(Figure contents as structured data)
<<<<
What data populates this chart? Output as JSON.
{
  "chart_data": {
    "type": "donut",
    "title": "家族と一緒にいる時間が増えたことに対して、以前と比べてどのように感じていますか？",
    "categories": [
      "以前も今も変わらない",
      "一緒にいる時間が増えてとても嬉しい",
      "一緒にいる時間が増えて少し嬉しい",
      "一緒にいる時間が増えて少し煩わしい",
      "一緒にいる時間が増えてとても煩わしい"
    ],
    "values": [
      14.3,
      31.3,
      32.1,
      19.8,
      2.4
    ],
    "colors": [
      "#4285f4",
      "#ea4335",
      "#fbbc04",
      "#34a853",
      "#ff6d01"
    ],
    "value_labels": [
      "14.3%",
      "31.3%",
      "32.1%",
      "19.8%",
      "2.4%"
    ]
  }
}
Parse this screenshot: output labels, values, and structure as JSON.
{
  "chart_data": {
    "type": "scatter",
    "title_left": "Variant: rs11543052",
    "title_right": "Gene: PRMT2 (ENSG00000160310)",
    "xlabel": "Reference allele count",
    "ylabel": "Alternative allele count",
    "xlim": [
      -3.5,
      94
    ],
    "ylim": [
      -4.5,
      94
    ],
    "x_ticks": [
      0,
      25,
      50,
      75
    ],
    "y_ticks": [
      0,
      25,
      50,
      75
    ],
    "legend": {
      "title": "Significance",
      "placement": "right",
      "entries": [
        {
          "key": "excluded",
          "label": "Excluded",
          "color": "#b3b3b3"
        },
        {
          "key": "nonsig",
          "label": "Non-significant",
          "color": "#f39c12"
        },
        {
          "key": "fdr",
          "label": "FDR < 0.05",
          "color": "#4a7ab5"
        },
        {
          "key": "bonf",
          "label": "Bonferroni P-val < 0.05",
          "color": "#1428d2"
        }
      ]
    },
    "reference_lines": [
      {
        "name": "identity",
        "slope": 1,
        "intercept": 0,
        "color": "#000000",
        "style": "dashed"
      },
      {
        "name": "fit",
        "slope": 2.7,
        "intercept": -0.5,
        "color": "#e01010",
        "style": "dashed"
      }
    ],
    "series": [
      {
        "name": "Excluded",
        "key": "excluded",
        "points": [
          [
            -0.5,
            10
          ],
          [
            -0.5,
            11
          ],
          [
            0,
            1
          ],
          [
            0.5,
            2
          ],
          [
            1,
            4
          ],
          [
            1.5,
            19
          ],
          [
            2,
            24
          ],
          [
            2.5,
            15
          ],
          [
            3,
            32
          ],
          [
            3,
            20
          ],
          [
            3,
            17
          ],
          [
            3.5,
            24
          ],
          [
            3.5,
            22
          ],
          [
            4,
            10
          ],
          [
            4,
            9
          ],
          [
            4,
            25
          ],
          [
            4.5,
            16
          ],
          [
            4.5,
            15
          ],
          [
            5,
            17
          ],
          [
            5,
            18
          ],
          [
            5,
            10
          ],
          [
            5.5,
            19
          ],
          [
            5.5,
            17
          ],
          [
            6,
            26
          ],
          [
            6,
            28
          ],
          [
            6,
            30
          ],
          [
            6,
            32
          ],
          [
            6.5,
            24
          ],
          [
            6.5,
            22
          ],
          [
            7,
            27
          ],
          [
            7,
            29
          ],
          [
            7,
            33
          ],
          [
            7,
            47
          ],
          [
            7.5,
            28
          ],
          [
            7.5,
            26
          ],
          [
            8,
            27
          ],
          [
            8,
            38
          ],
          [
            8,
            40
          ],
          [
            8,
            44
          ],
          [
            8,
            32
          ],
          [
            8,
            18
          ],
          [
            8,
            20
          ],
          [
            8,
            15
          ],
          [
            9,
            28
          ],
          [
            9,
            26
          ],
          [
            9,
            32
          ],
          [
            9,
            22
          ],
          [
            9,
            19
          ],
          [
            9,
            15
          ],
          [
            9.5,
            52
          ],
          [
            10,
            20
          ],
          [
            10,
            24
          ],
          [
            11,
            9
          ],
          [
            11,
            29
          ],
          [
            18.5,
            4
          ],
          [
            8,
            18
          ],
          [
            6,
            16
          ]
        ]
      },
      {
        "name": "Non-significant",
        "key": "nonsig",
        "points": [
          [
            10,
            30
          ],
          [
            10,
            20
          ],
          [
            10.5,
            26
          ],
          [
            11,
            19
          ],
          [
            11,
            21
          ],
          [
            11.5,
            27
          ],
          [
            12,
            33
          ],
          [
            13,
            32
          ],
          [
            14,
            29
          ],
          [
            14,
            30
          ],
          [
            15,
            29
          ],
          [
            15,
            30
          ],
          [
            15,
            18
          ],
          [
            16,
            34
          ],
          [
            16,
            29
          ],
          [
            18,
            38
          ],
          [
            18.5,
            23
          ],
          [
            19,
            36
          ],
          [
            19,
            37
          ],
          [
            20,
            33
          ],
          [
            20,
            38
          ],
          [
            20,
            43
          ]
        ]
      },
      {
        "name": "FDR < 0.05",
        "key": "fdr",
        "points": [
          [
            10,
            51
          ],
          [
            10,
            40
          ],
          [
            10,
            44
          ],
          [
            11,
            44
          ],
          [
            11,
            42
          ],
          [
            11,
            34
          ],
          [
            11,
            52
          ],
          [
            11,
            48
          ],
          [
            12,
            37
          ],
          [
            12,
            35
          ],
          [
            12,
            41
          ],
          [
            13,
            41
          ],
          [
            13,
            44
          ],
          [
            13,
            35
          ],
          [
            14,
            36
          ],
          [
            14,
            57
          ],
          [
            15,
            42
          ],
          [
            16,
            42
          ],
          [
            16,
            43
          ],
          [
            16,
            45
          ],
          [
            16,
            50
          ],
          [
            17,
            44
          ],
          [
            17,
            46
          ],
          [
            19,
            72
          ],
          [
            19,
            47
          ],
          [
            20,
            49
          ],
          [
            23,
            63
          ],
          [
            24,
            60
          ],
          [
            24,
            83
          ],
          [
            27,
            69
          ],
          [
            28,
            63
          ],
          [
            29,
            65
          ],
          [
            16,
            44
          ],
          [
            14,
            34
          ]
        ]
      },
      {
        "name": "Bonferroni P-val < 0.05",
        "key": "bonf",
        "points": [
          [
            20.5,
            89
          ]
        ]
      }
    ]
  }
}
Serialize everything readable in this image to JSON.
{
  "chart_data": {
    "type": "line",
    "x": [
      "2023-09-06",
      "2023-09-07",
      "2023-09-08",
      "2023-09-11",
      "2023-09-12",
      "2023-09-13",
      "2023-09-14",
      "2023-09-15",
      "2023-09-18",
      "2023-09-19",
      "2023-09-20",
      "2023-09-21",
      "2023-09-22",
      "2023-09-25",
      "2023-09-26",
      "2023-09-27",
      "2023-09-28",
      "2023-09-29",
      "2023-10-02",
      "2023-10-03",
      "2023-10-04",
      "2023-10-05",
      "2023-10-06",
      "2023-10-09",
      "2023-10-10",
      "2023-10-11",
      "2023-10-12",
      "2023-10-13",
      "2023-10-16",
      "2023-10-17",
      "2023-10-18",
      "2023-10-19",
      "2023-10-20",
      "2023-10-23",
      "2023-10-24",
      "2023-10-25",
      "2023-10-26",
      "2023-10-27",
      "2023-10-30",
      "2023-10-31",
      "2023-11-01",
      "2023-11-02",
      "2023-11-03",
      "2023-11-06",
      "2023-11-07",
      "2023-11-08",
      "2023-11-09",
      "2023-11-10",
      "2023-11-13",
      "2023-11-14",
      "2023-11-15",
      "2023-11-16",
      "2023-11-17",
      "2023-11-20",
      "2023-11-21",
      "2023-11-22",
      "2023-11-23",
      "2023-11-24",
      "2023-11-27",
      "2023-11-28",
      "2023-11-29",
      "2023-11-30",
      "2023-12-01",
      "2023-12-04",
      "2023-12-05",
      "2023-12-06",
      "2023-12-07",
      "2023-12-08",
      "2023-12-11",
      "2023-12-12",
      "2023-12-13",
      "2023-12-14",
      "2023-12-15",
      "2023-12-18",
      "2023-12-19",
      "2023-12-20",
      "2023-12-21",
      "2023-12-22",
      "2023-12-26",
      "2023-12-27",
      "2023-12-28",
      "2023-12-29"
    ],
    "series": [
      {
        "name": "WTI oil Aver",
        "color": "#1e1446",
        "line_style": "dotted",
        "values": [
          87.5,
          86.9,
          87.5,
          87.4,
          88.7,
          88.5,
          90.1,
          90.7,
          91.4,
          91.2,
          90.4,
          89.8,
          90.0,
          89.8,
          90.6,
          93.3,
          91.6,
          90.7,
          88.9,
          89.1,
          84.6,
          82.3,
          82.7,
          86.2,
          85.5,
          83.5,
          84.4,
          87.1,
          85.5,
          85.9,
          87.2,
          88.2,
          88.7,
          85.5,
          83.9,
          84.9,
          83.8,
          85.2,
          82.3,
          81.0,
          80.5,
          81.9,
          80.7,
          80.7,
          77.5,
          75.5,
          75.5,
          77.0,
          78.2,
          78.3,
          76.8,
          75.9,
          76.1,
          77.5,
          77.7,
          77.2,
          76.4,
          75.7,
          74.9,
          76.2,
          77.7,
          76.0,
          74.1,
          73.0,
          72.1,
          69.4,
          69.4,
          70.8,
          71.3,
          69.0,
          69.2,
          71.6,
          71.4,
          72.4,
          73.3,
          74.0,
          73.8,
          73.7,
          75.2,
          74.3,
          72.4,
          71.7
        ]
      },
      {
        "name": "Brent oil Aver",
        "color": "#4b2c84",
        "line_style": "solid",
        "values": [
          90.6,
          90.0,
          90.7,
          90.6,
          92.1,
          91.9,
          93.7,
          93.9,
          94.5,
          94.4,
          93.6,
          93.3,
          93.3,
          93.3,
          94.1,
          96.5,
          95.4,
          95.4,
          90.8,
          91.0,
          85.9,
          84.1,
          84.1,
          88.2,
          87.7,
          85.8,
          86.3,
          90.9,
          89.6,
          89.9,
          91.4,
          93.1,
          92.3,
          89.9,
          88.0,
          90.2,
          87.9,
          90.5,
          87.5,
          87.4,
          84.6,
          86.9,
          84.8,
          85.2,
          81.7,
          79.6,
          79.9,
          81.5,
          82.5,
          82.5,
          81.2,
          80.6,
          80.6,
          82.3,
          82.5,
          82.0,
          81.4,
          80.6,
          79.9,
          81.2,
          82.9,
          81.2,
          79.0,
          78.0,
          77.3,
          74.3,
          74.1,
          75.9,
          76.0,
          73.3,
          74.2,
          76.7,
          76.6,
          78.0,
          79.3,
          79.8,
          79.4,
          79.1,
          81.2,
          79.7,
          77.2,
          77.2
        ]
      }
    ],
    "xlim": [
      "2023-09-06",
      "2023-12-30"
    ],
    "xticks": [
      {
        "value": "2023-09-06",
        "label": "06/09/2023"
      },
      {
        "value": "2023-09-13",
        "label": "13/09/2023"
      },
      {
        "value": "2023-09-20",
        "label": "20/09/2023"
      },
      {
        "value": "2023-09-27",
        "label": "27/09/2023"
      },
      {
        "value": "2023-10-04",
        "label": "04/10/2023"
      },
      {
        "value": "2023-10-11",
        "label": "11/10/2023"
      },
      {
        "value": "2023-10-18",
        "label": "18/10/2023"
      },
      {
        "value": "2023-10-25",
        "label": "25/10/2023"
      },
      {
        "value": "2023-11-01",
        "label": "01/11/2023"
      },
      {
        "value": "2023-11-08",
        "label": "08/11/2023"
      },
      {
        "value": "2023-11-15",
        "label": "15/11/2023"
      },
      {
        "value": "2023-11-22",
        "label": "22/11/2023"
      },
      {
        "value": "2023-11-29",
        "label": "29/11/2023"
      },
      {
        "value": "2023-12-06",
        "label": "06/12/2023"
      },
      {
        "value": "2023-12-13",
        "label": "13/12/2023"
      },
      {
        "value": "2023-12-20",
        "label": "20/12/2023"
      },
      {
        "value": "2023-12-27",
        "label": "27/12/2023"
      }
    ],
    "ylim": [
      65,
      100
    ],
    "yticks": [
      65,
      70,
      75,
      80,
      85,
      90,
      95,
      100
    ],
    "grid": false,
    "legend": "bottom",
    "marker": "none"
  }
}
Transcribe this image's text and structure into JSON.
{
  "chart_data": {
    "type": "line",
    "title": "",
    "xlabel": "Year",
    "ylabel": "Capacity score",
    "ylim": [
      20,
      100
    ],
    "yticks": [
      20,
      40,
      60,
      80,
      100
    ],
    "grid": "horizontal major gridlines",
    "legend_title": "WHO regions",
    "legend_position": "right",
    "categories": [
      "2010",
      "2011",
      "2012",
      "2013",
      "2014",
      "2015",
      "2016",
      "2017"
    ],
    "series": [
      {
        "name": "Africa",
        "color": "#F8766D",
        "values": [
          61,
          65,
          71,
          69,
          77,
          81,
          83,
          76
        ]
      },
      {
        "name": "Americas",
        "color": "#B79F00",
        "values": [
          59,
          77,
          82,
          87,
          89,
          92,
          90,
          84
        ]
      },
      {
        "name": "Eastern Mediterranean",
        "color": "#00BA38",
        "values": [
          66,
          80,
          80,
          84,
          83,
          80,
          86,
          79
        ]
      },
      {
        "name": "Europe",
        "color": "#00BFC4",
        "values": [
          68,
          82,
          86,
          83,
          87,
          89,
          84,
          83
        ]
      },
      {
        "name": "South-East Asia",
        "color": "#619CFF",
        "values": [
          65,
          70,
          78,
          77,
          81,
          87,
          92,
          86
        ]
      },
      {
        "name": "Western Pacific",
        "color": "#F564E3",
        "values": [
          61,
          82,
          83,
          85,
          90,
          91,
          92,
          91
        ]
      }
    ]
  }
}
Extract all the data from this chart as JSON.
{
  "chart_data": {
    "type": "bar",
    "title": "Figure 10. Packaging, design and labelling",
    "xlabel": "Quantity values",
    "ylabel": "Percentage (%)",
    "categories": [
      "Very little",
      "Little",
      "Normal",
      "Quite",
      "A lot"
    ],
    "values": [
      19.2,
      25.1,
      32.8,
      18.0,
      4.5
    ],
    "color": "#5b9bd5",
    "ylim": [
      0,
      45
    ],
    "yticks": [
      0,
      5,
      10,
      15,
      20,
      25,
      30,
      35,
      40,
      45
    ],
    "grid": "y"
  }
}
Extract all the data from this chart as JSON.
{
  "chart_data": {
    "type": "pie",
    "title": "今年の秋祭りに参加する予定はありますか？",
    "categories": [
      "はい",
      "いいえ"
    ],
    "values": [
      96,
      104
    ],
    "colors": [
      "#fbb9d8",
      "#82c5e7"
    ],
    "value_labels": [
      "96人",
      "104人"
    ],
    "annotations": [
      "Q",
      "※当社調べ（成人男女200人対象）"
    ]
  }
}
>>>>
What is asked: Pick out the lines that have the word "grid". Copy them all.

Result of this task:
    "grid": false,
    "grid": "horizontal major gridlines",
    "grid": "y"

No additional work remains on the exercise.